_Given exercise A:_ Reproduce verbatim the stretch of the listing from the line that contains "activate-icon: [275, 60, 289, 76]" through the line that contains "tab-underline: [20, 181, 973, 185]", both included.

_Document:_
>>>
##### Deep Learning to Solve Higher Differential Equations

In [1]:
import time
import math
import tensorflow.compat.v1 as tf
import numpy as np
from tensorflow.python.training.moving_averages import assign_moving_average  # Moving average
from scipy.stats import multivariate_normal as normal  # Generate normally distributed random numbers
from tensorflow.python.ops import control_flow_ops  # Used for control flow
from tensorflow import random_normal_initializer as norm_init  # Tensor initializer with normal distribution
from tensorflow import random_uniform_initializer as unif_init  # Tensor initializer with uniform distribution
from tensorflow import constant_initializer as const_init  # Tensor initializer with constant values
from tensorflow.keras.layers import LSTMCell

tf.disable_v2_behavior()

class SolveAllenCahn(object):
    """ The fully-connected neural network model """
<<<
_Given exercise B:_ Translate into Spanish this sentence from the code on solving differential equations with deep learning: "Generate normally distributed random numbers".

_Input:_
>>>
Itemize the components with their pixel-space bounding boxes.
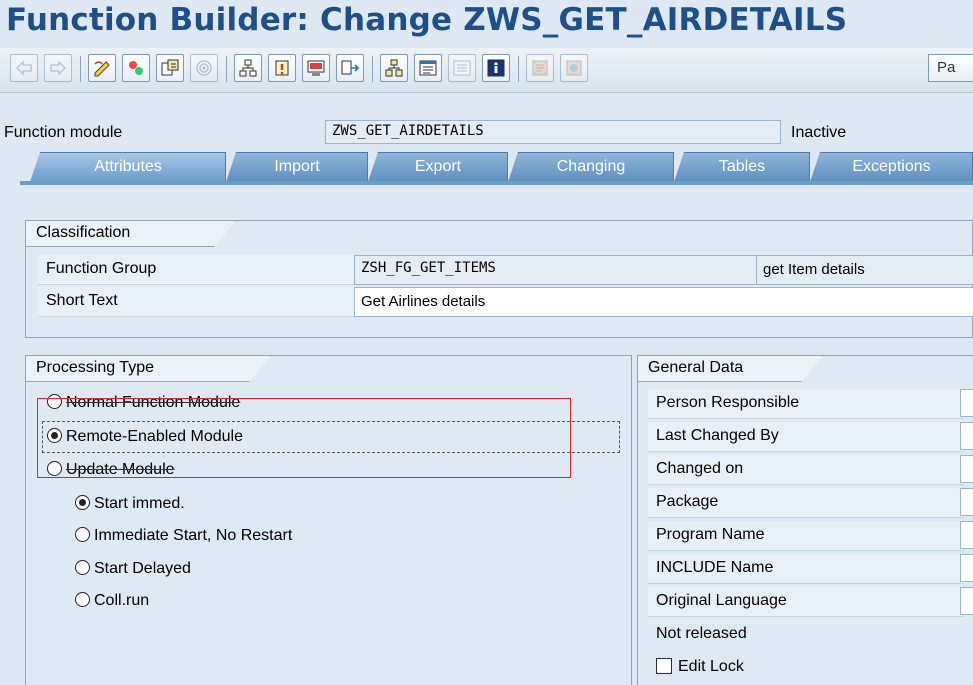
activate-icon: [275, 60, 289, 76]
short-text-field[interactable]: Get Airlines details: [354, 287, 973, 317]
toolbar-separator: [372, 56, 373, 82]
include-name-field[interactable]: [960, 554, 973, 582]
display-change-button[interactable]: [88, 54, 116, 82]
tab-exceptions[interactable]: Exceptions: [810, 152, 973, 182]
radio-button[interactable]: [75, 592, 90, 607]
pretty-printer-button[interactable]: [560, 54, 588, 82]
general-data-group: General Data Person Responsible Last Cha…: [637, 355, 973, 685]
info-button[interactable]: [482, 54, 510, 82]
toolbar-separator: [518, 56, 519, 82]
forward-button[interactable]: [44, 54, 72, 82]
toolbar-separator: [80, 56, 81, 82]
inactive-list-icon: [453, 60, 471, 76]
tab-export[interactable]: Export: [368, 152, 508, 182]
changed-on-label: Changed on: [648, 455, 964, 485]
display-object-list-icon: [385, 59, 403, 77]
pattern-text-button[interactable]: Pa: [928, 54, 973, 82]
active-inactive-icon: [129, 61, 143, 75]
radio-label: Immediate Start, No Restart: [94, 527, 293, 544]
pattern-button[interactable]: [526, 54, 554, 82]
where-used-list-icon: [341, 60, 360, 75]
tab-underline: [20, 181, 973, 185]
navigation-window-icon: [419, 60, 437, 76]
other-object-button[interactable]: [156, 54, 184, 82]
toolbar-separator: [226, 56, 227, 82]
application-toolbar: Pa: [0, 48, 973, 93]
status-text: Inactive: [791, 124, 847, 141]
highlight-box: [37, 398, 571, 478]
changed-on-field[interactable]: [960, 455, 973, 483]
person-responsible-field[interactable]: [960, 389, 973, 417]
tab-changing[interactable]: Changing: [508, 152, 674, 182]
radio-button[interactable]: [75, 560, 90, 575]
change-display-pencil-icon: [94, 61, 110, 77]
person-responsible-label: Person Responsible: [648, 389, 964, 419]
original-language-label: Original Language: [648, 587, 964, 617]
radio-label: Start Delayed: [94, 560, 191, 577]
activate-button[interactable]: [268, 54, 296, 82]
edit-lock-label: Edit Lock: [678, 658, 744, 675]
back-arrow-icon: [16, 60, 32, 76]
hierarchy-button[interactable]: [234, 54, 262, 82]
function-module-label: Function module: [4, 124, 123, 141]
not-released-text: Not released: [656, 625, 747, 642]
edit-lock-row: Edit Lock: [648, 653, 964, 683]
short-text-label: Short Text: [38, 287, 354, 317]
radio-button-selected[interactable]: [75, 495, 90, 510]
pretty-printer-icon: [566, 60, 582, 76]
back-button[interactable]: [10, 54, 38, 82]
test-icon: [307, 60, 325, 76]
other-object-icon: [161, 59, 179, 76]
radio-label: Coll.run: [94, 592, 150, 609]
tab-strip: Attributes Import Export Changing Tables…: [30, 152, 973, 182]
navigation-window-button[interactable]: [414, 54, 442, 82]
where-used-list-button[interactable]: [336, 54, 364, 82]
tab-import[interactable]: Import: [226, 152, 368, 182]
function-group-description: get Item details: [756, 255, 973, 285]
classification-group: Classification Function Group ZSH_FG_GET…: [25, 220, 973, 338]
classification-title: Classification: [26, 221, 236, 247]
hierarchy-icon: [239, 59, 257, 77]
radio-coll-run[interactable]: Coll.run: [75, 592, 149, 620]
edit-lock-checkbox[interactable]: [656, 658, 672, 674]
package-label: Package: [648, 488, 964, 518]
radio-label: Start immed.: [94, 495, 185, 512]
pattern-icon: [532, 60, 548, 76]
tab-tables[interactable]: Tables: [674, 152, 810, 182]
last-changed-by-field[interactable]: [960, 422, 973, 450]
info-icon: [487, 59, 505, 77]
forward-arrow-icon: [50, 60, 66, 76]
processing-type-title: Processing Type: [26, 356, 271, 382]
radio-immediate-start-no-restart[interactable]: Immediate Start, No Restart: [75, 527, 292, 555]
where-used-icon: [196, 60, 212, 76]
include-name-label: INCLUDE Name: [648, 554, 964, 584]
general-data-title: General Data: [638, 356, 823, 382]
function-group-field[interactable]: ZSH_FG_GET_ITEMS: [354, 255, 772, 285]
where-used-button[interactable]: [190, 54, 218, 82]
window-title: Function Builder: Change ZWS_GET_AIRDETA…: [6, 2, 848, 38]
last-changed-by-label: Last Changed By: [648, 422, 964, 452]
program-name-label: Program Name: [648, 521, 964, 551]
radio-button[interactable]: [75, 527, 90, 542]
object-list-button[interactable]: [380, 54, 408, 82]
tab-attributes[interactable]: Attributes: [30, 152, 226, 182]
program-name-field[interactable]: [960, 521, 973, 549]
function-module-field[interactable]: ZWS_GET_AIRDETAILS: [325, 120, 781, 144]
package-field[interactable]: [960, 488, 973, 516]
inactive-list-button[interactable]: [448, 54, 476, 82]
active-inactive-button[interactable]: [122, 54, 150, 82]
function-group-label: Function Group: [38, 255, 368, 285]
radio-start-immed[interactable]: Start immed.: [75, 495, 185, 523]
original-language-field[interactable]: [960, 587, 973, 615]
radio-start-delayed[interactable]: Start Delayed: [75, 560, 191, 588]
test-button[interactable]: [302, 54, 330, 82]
<<<
_Task solution A:_
activate-icon: [275, 60, 289, 76]
short-text-field[interactable]: Get Airlines details: [354, 287, 973, 317]
toolbar-separator: [372, 56, 373, 82]
include-name-field[interactable]: [960, 554, 973, 582]
display-change-button[interactable]: [88, 54, 116, 82]
tab-exceptions[interactable]: Exceptions: [810, 152, 973, 182]
radio-button[interactable]: [75, 592, 90, 607]
pretty-printer-button[interactable]: [560, 54, 588, 82]
general-data-group: General Data Person Responsible Last Cha…: [637, 355, 973, 685]
info-button[interactable]: [482, 54, 510, 82]
toolbar-separator: [518, 56, 519, 82]
forward-button[interactable]: [44, 54, 72, 82]
toolbar-separator: [80, 56, 81, 82]
inactive-list-icon: [453, 60, 471, 76]
tab-export[interactable]: Export: [368, 152, 508, 182]
changed-on-label: Changed on: [648, 455, 964, 485]
display-object-list-icon: [385, 59, 403, 77]
pattern-text-button[interactable]: Pa: [928, 54, 973, 82]
active-inactive-icon: [129, 61, 143, 75]
radio-label: Immediate Start, No Restart: [94, 527, 293, 544]
pattern-button[interactable]: [526, 54, 554, 82]
where-used-list-icon: [341, 60, 360, 75]
tab-underline: [20, 181, 973, 185]

_Task solution B:_ Generar números aleatorios con distribución normal